» Task prompt
Gather each line of the records where "JSON" appears.

= = = = = = =

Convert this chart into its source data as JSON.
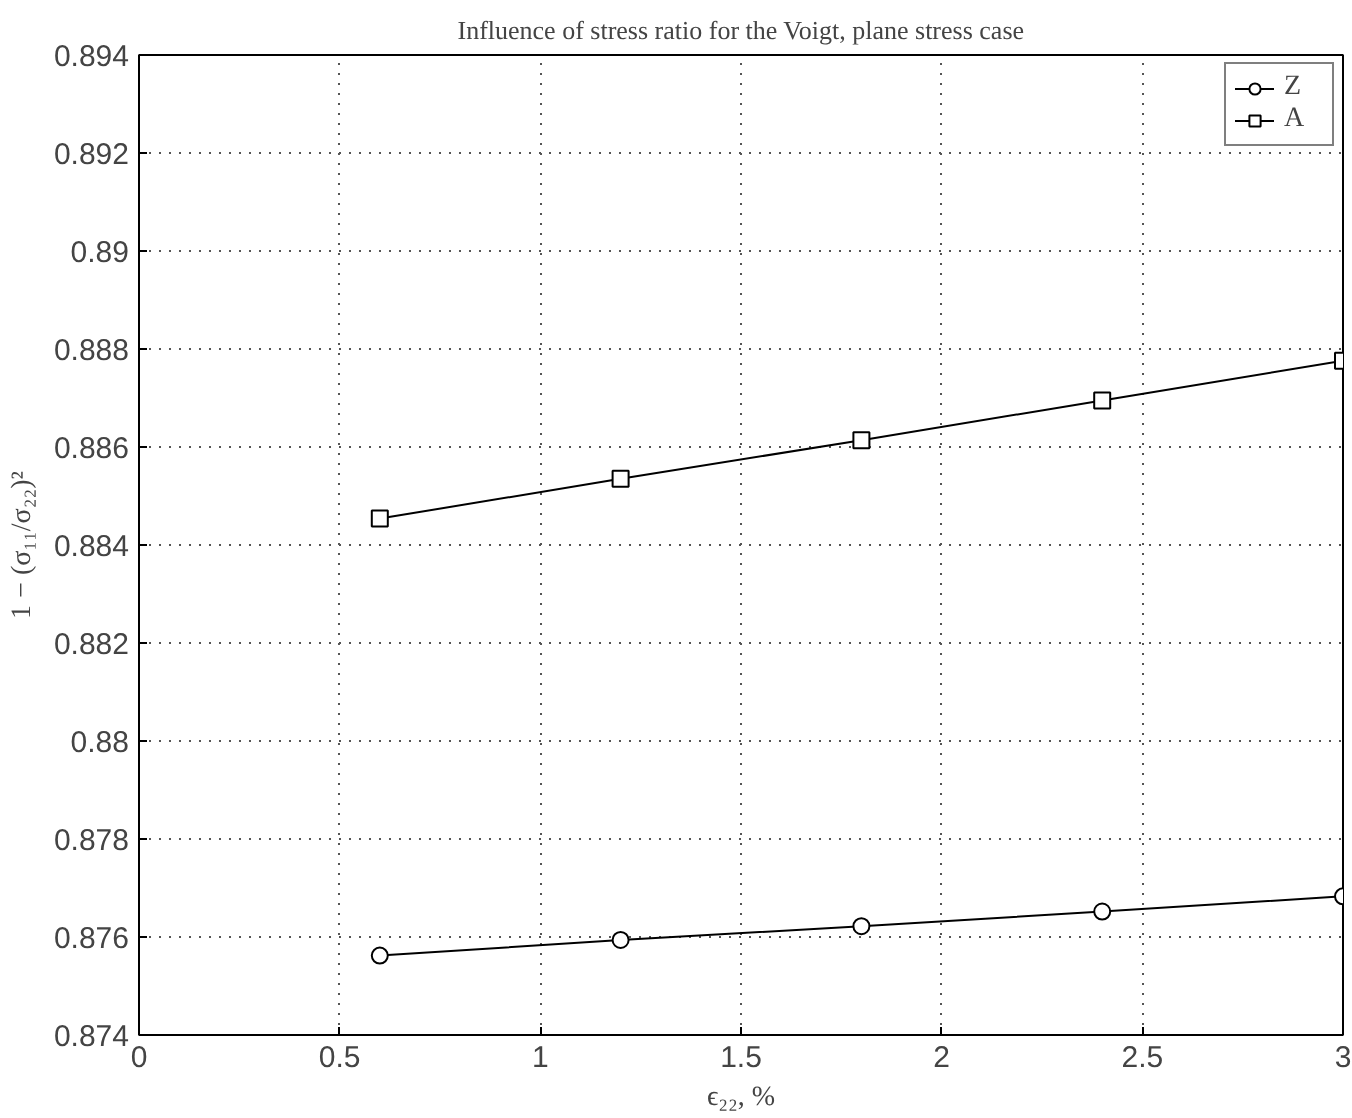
{
  "chart_data": {
    "type": "line",
    "title": "Influence of stress ratio for the Voigt, plane stress case",
    "xlabel": "ϵ₂₂, %",
    "ylabel": "1 − (σ₁₁/σ₂₂)²",
    "x": [
      0.6,
      1.2,
      1.8,
      2.4,
      3
    ],
    "series": [
      {
        "name": "Z",
        "color": "#000000",
        "marker": "circle",
        "values": [
          0.87562,
          0.87594,
          0.87622,
          0.87652,
          0.87683
        ]
      },
      {
        "name": "A",
        "color": "#000000",
        "marker": "square",
        "values": [
          0.88454,
          0.88535,
          0.88614,
          0.88695,
          0.88776
        ]
      }
    ],
    "xlim": [
      0,
      3
    ],
    "ylim": [
      0.874,
      0.894
    ],
    "xticks": [
      0,
      0.5,
      1,
      1.5,
      2,
      2.5,
      3
    ],
    "yticks": [
      0.874,
      0.876,
      0.878,
      0.88,
      0.882,
      0.884,
      0.886,
      0.888,
      0.89,
      0.892,
      0.894
    ],
    "grid": true,
    "legend": "top right",
    "line_style": "solid"
  }
}
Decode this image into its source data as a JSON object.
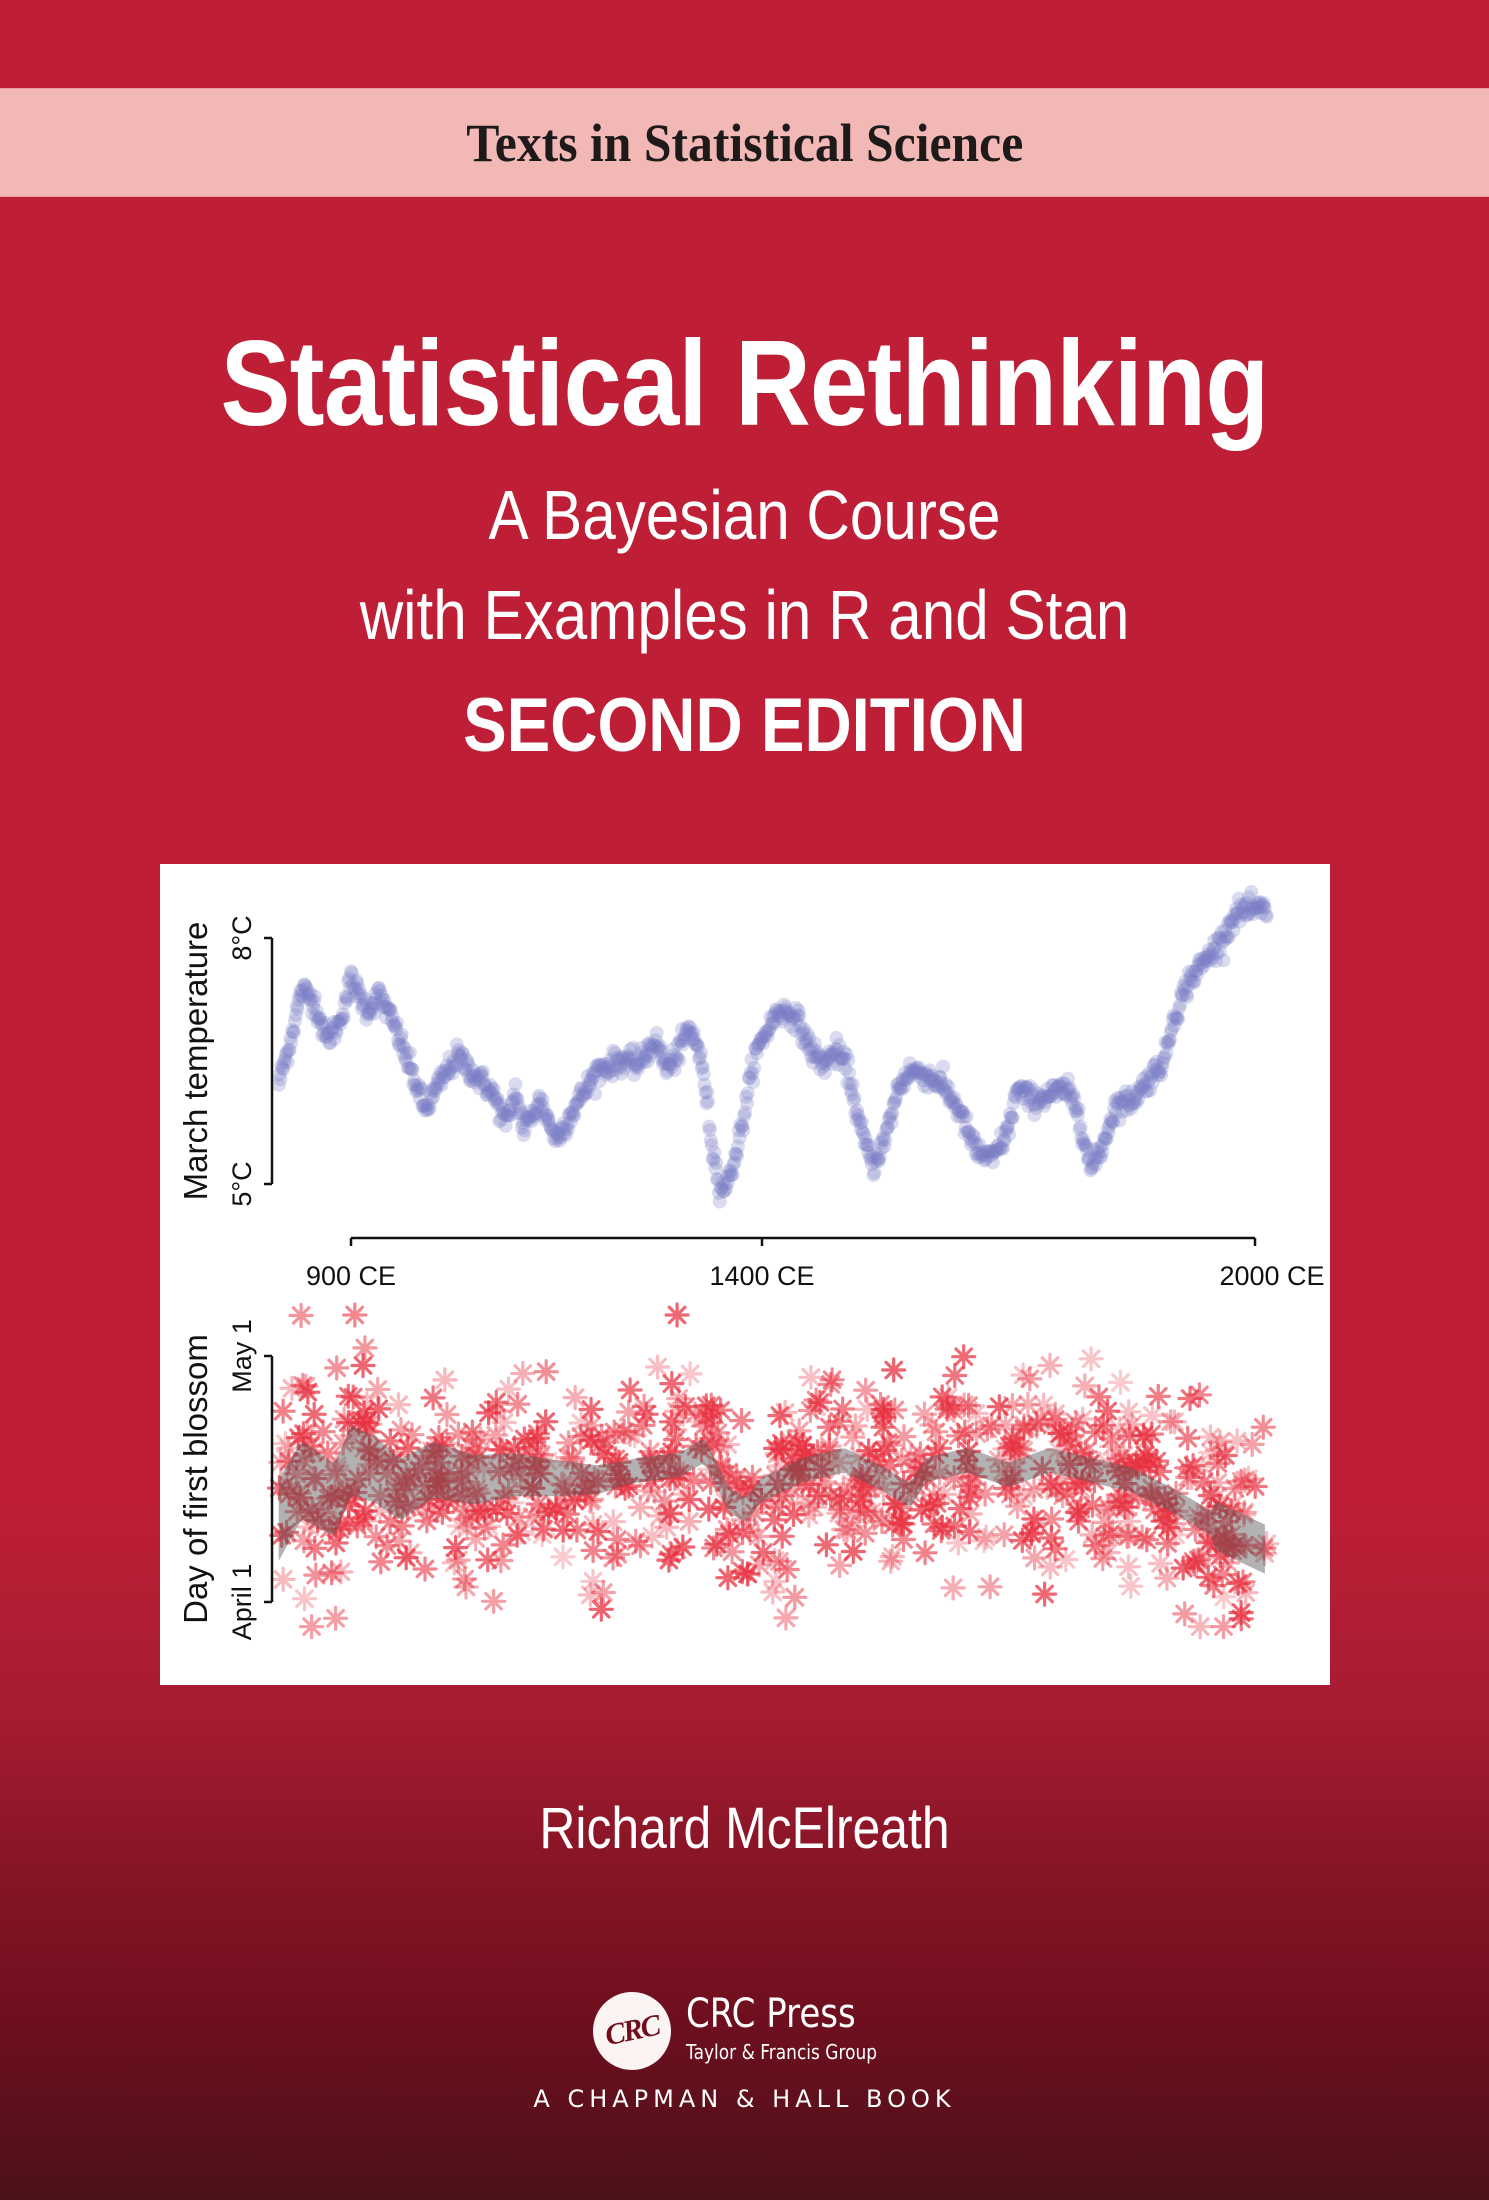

= = = = = = =

» The output
Convert this chart into its source data as JSON.
Decode this image into its source data as a JSON object.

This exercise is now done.